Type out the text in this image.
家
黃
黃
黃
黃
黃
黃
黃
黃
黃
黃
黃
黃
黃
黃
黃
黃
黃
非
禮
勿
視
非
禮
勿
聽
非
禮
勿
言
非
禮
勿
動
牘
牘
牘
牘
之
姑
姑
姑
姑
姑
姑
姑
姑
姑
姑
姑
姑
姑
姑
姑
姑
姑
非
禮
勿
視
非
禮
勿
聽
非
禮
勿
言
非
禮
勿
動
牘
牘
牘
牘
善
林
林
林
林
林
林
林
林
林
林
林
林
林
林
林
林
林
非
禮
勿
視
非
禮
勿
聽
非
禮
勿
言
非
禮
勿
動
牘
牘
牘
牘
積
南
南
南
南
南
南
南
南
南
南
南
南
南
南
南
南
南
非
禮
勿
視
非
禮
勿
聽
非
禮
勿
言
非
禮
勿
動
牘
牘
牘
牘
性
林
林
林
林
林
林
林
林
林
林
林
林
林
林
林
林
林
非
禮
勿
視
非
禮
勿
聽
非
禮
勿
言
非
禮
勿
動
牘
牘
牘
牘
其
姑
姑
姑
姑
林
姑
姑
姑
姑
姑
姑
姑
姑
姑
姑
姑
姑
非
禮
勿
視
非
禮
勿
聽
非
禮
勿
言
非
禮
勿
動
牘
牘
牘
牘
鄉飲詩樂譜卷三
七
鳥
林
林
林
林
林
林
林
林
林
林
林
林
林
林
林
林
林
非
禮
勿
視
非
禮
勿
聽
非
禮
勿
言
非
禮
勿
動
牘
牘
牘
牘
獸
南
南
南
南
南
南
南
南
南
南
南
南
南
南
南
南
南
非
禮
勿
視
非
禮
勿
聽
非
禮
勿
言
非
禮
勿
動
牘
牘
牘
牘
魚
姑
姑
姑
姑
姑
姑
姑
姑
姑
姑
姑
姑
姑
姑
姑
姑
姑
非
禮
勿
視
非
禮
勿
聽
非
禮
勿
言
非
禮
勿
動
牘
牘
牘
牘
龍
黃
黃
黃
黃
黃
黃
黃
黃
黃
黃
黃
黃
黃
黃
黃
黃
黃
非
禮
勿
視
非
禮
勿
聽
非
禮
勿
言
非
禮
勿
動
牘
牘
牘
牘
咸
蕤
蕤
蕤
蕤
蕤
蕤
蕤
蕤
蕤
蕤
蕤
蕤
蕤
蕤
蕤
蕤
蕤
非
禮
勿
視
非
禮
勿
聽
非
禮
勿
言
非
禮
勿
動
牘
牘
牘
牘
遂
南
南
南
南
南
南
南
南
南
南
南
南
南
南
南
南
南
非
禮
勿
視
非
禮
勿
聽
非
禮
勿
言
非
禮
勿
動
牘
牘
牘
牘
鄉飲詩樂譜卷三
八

■ ■ ■

Repeat the data in its entirety, character for character.

Type out the text in this image.
家
黃
黃
黃
黃
黃
黃
黃
黃
黃
黃
黃
黃
黃
黃
黃
黃
黃
非
禮
勿
視
非
禮
勿
聽
非
禮
勿
言
非
禮
勿
動
牘
牘
牘
牘
之
姑
姑
姑
姑
姑
姑
姑
姑
姑
姑
姑
姑
姑
姑
姑
姑
姑
非
禮
勿
視
非
禮
勿
聽
非
禮
勿
言
非
禮
勿
動
牘
牘
牘
牘
善
林
林
林
林
林
林
林
林
林
林
林
林
林
林
林
林
林
非
禮
勿
視
非
禮
勿
聽
非
禮
勿
言
非
禮
勿
動
牘
牘
牘
牘
積
南
南
南
南
南
南
南
南
南
南
南
南
南
南
南
南
南
非
禮
勿
視
非
禮
勿
聽
非
禮
勿
言
非
禮
勿
動
牘
牘
牘
牘
性
林
林
林
林
林
林
林
林
林
林
林
林
林
林
林
林
林
非
禮
勿
視
非
禮
勿
聽
非
禮
勿
言
非
禮
勿
動
牘
牘
牘
牘
其
姑
姑
姑
姑
林
姑
姑
姑
姑
姑
姑
姑
姑
姑
姑
姑
姑
非
禮
勿
視
非
禮
勿
聽
非
禮
勿
言
非
禮
勿
動
牘
牘
牘
牘
鄉飲詩樂譜卷三
七
鳥
林
林
林
林
林
林
林
林
林
林
林
林
林
林
林
林
林
非
禮
勿
視
非
禮
勿
聽
非
禮
勿
言
非
禮
勿
動
牘
牘
牘
牘
獸
南
南
南
南
南
南
南
南
南
南
南
南
南
南
南
南
南
非
禮
勿
視
非
禮
勿
聽
非
禮
勿
言
非
禮
勿
動
牘
牘
牘
牘
魚
姑
姑
姑
姑
姑
姑
姑
姑
姑
姑
姑
姑
姑
姑
姑
姑
姑
非
禮
勿
視
非
禮
勿
聽
非
禮
勿
言
非
禮
勿
動
牘
牘
牘
牘
龍
黃
黃
黃
黃
黃
黃
黃
黃
黃
黃
黃
黃
黃
黃
黃
黃
黃
非
禮
勿
視
非
禮
勿
聽
非
禮
勿
言
非
禮
勿
動
牘
牘
牘
牘
咸
蕤
蕤
蕤
蕤
蕤
蕤
蕤
蕤
蕤
蕤
蕤
蕤
蕤
蕤
蕤
蕤
蕤
非
禮
勿
視
非
禮
勿
聽
非
禮
勿
言
非
禮
勿
動
牘
牘
牘
牘
遂
南
南
南
南
南
南
南
南
南
南
南
南
南
南
南
南
南
非
禮
勿
視
非
禮
勿
聽
非
禮
勿
言
非
禮
勿
動
牘
牘
牘
牘
鄉飲詩樂譜卷三
八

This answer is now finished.